** BEGIN Source data **

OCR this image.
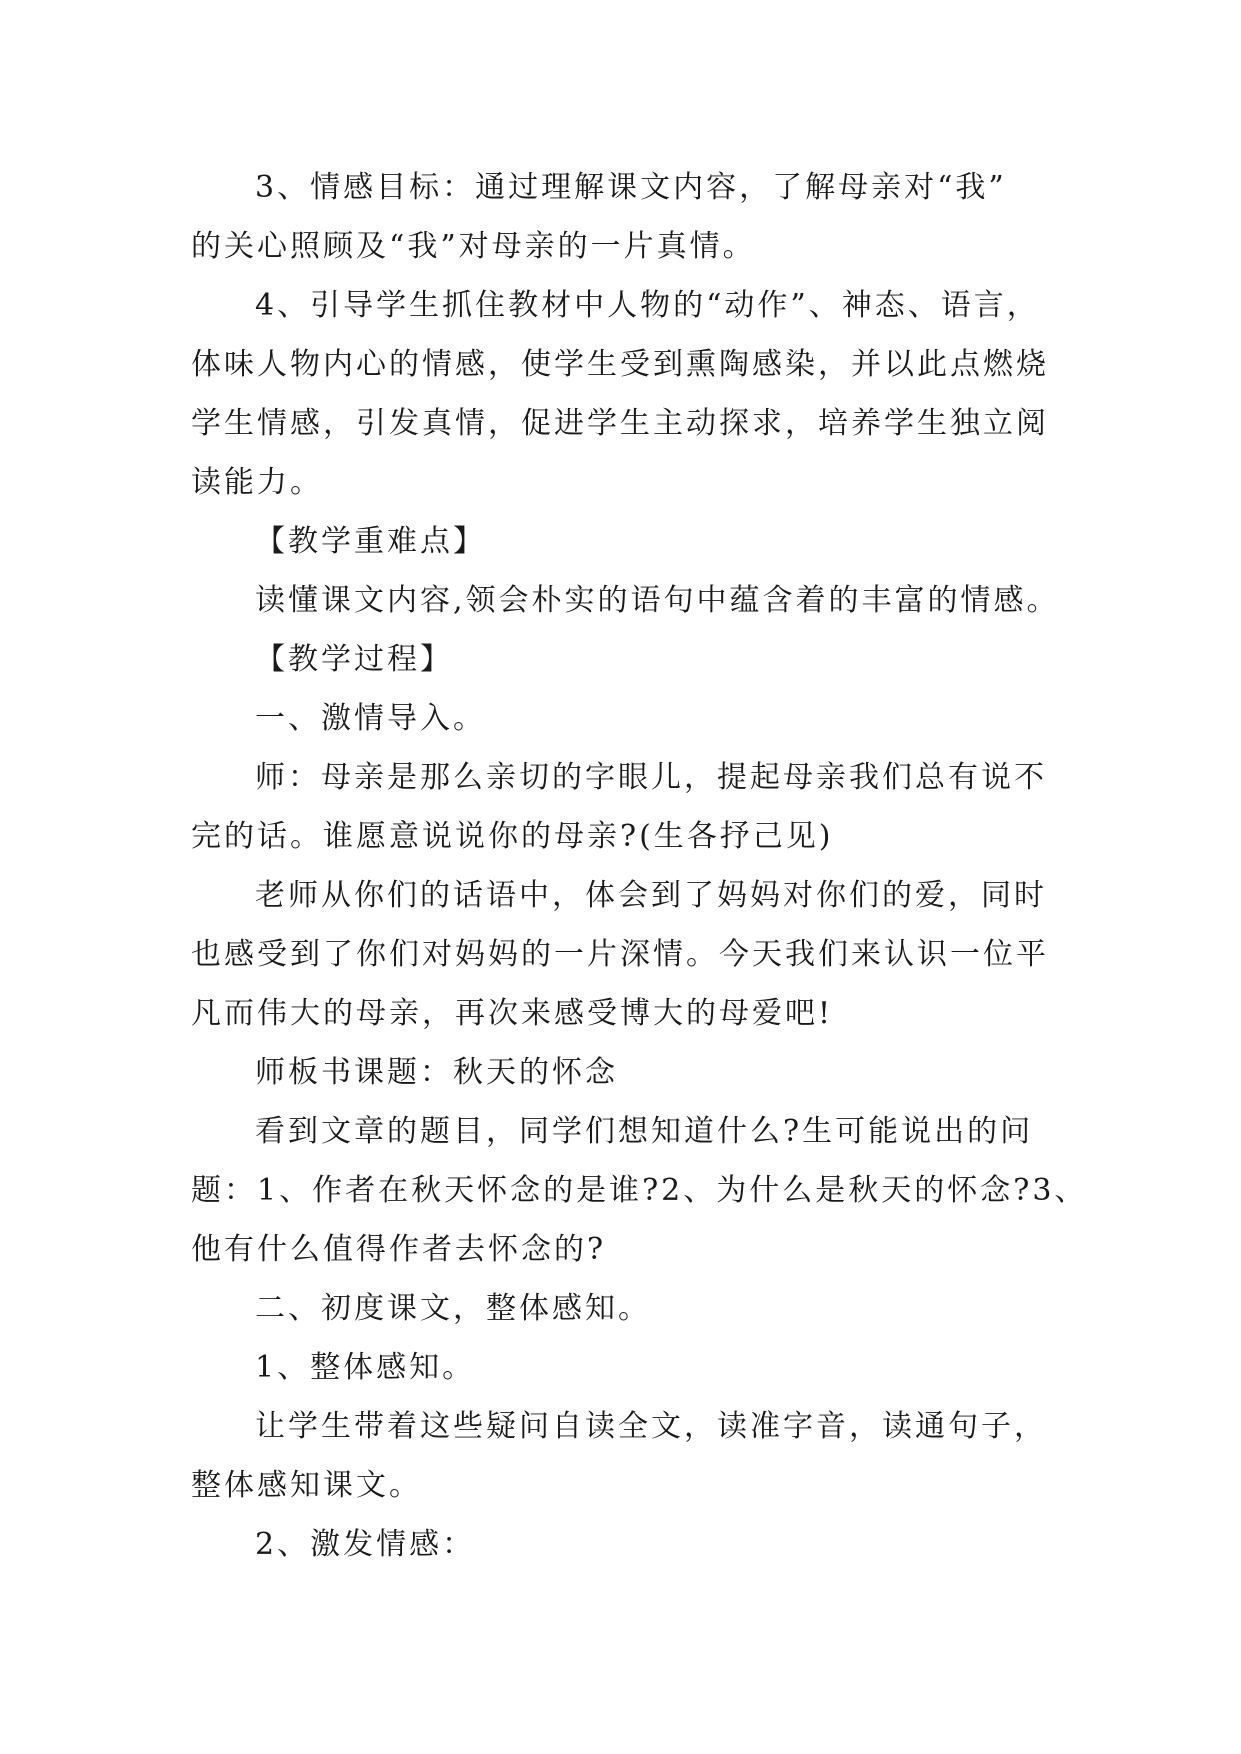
3、情感目标：通过理解课文内容，了解母亲对“我”
的关心照顾及“我”对母亲的一片真情。

4、引导学生抓住教材中人物的“动作”、神态、语言，
体味人物内心的情感，使学生受到熏陶感染，并以此点燃烧
学生情感，引发真情，促进学生主动探求，培养学生独立阅
读能力。

【教学重难点】

读懂课文内容,领会朴实的语句中蕴含着的丰富的情感。

【教学过程】

一、激情导入。

师：母亲是那么亲切的字眼儿，提起母亲我们总有说不
完的话。谁愿意说说你的母亲?(生各抒己见)

老师从你们的话语中，体会到了妈妈对你们的爱，同时
也感受到了你们对妈妈的一片深情。今天我们来认识一位平
凡而伟大的母亲，再次来感受博大的母爱吧!

师板书课题：秋天的怀念

看到文章的题目，同学们想知道什么?生可能说出的问
题：1、作者在秋天怀念的是谁?2、为什么是秋天的怀念?3、
他有什么值得作者去怀念的?

二、初度课文，整体感知。

1、整体感知。

让学生带着这些疑问自读全文，读准字音，读通句子，
整体感知课文。

2、激发情感：
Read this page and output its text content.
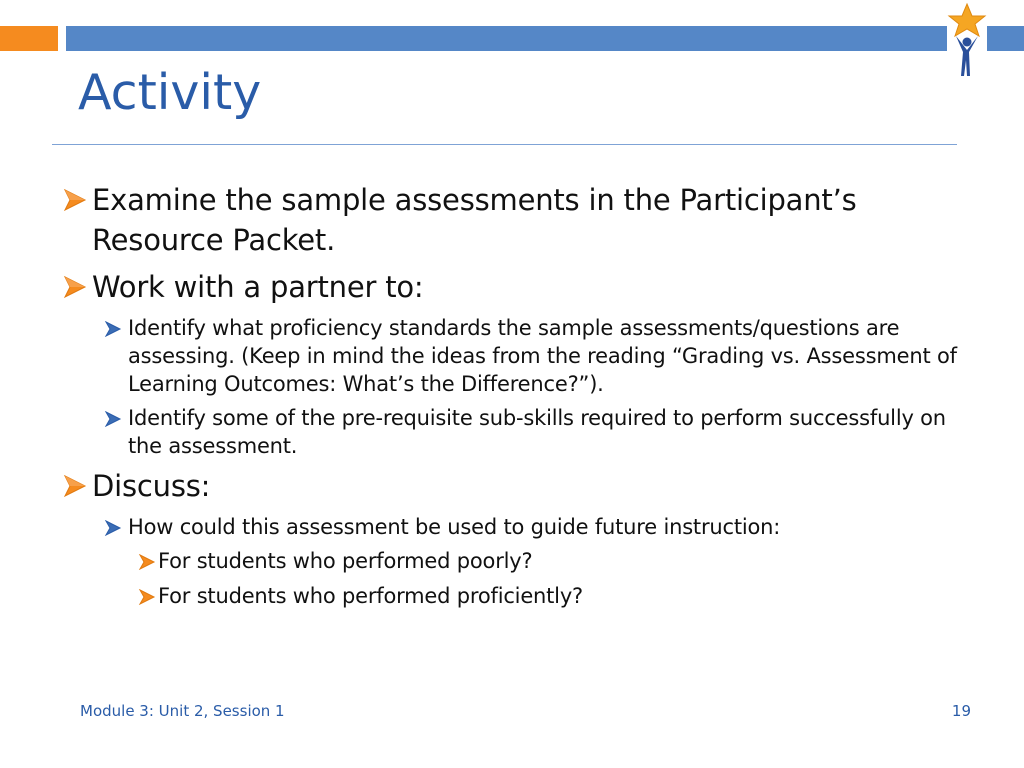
Activity
Examine the sample assessments in the Participant’s Resource Packet.
Work with a partner to:
Identify what proficiency standards the sample assessments/questions are assessing. (Keep in mind the ideas from the reading “Grading vs. Assessment of Learning Outcomes: What’s the Difference?”).
Identify some of the pre-requisite sub-skills required to perform successfully on the assessment.
Discuss:
How could this assessment be used to guide future instruction:
For students who performed poorly?
For students who performed proficiently?
Module 3: Unit 2, Session 1	19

** END Source data **

_To do_.
Retype, word for word, the lines from the one with "Read this page and output its text content." through the last line of the entries above, and only those lines. Leave pictures out.

_Full output_.
Read this page and output its text content.
Activity
Examine the sample assessments in the Participant’s Resource Packet.
Work with a partner to:
Identify what proficiency standards the sample assessments/questions are assessing. (Keep in mind the ideas from the reading “Grading vs. Assessment of Learning Outcomes: What’s the Difference?”).
Identify some of the pre-requisite sub-skills required to perform successfully on the assessment.
Discuss:
How could this assessment be used to guide future instruction:
For students who performed poorly?
For students who performed proficiently?
Module 3: Unit 2, Session 1	19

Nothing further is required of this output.